(Records for processing):
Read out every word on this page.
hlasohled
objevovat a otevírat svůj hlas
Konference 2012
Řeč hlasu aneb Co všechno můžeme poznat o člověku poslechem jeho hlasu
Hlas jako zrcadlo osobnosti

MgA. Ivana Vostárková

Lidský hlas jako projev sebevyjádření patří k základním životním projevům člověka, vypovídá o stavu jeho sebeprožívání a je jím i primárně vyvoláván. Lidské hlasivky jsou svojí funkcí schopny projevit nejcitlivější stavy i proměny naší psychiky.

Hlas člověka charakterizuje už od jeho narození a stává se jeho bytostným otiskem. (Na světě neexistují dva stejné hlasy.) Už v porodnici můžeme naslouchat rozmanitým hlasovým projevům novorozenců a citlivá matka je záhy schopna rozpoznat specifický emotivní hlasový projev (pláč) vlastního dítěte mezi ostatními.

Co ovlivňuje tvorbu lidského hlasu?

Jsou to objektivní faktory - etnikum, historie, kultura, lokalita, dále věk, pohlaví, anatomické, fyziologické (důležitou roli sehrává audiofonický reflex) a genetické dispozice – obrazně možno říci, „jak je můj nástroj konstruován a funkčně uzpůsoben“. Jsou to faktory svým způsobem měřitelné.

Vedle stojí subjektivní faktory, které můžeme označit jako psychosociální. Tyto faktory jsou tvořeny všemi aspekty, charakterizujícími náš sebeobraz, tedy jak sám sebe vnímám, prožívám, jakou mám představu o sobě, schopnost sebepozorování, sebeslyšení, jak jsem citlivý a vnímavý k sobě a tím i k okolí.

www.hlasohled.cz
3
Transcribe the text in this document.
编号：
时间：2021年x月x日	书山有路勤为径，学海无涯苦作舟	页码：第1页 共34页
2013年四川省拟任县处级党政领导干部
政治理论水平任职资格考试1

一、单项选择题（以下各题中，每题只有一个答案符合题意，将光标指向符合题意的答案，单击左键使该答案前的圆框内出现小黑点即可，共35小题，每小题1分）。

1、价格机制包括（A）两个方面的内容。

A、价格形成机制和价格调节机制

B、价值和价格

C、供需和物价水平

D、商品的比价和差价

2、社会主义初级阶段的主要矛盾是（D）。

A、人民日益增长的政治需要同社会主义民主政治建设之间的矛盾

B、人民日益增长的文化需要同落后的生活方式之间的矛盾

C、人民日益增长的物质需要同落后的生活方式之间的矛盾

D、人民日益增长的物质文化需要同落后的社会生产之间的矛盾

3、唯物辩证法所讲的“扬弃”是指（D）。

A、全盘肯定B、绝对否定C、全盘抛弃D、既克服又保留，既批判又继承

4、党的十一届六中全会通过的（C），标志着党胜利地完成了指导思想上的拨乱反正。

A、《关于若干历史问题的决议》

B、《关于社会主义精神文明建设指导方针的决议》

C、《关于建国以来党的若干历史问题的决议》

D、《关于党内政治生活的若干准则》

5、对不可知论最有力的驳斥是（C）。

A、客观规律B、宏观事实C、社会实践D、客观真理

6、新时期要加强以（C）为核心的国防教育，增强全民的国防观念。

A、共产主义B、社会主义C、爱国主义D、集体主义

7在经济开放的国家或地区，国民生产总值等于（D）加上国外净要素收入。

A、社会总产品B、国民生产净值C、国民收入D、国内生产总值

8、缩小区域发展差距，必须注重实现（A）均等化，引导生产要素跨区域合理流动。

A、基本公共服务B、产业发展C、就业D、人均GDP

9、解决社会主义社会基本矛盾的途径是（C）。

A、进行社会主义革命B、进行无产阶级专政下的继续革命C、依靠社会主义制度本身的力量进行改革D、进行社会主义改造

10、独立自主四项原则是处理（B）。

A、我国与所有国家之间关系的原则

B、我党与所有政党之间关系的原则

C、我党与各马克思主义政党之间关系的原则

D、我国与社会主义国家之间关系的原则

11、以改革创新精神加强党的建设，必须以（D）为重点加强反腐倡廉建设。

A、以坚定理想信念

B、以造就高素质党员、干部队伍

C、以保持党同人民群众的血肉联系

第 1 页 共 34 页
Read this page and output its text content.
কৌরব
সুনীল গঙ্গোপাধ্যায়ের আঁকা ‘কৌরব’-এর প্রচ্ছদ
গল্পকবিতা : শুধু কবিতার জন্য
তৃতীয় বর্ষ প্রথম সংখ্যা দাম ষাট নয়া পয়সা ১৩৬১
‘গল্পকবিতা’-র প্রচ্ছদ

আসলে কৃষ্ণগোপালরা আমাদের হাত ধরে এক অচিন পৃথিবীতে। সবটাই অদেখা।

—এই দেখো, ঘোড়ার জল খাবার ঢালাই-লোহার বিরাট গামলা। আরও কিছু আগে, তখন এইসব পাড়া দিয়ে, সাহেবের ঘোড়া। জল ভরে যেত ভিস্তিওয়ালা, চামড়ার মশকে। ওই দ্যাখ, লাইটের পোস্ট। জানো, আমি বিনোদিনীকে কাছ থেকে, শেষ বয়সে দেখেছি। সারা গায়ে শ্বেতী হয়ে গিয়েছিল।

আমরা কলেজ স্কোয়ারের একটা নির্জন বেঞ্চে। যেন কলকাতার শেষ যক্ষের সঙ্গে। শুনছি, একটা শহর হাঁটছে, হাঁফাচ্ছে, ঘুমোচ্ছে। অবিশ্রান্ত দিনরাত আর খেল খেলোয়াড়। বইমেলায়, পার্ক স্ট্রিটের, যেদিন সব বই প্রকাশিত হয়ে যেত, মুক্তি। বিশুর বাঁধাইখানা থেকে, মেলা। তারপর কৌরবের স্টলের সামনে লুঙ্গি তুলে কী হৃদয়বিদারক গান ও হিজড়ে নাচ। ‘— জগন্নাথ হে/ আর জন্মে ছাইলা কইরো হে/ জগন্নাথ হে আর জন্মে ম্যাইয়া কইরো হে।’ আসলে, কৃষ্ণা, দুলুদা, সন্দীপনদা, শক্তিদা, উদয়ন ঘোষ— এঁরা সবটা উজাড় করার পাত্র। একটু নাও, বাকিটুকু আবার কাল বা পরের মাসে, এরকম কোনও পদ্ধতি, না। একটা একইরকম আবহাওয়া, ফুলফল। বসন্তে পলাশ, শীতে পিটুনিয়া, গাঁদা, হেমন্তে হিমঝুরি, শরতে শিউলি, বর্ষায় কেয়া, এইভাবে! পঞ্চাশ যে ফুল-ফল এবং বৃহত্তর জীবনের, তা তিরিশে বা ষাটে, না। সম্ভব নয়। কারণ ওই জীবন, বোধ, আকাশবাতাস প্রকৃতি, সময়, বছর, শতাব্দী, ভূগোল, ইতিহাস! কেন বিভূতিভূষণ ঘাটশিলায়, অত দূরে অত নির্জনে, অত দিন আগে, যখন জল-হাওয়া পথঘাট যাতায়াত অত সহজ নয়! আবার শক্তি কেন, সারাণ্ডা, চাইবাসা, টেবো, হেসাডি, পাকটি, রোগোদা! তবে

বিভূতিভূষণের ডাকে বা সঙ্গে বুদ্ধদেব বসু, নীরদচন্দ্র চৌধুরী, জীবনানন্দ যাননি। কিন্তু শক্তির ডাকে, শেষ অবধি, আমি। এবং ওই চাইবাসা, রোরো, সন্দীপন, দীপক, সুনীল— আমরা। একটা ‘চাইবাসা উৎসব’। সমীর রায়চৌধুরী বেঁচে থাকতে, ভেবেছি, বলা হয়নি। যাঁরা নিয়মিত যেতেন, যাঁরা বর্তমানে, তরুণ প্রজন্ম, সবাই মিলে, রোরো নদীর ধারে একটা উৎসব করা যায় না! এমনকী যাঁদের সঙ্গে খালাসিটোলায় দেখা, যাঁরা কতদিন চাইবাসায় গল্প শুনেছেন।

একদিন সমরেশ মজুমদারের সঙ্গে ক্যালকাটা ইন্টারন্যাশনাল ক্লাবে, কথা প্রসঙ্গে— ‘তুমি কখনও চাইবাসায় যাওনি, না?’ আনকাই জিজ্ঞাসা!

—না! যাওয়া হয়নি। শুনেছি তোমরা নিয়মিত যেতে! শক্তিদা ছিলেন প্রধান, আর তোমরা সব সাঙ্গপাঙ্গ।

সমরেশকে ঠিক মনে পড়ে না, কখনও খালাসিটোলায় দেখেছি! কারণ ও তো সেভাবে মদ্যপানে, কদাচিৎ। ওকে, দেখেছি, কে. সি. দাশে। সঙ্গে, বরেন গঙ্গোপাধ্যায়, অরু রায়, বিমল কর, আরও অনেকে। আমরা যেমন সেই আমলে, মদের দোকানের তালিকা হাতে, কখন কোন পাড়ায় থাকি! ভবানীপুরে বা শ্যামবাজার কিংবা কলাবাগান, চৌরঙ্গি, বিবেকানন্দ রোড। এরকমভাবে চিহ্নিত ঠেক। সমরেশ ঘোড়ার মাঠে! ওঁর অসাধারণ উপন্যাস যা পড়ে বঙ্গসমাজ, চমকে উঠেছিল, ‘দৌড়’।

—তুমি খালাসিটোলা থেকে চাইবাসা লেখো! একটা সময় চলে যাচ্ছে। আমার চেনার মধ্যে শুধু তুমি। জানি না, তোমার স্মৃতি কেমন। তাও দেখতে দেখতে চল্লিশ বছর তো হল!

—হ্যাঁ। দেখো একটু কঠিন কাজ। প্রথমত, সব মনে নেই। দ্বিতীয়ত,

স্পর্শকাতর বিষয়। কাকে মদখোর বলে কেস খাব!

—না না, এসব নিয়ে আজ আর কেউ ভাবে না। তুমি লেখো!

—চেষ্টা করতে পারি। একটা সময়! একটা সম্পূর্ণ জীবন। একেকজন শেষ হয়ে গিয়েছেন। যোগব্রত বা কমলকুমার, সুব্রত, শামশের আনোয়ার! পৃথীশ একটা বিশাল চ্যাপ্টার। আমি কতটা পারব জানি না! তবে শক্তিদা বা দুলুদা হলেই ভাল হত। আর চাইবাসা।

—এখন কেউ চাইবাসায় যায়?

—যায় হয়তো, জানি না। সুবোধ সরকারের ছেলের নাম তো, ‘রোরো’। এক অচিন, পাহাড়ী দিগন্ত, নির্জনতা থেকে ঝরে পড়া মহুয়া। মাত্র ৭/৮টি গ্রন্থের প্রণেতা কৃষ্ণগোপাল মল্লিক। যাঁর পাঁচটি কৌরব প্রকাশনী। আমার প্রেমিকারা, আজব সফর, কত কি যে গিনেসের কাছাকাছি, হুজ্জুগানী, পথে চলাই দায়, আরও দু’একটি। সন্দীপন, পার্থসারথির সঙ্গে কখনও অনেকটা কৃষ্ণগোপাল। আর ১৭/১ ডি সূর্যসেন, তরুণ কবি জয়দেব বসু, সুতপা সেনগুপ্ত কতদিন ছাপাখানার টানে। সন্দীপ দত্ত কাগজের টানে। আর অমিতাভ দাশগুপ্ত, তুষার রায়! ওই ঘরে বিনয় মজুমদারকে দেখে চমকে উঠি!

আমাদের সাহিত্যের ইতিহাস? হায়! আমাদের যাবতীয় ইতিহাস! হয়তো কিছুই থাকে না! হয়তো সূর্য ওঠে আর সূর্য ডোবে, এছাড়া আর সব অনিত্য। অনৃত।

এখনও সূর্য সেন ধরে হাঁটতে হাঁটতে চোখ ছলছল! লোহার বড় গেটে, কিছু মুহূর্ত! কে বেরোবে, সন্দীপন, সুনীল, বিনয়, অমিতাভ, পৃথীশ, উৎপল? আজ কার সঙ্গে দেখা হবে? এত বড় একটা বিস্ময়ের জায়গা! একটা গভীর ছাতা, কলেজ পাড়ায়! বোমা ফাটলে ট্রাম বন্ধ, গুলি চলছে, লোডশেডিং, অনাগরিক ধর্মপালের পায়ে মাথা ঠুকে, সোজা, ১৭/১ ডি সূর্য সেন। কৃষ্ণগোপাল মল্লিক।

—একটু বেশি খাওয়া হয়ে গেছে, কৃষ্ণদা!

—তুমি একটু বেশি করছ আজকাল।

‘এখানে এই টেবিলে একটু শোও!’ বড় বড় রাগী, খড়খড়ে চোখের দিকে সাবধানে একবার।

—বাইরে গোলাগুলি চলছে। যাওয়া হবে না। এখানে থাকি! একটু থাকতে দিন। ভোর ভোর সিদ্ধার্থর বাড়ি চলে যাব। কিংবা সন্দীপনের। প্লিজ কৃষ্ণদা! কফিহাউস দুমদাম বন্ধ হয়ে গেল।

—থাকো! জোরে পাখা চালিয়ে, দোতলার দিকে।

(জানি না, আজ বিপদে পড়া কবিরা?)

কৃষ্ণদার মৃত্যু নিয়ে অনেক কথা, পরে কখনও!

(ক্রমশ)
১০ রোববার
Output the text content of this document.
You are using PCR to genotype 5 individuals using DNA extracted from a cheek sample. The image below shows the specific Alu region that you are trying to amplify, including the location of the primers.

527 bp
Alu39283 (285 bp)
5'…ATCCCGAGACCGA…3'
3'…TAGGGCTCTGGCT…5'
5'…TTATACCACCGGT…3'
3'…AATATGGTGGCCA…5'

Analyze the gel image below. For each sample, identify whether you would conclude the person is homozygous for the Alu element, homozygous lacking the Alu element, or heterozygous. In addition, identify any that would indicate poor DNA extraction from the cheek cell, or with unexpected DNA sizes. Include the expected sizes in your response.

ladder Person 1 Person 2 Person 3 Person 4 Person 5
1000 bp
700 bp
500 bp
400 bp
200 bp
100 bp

(What you should do): Say, as a bare number, how many lines in the entries above include the string "hlasu".

(Result of the task): 2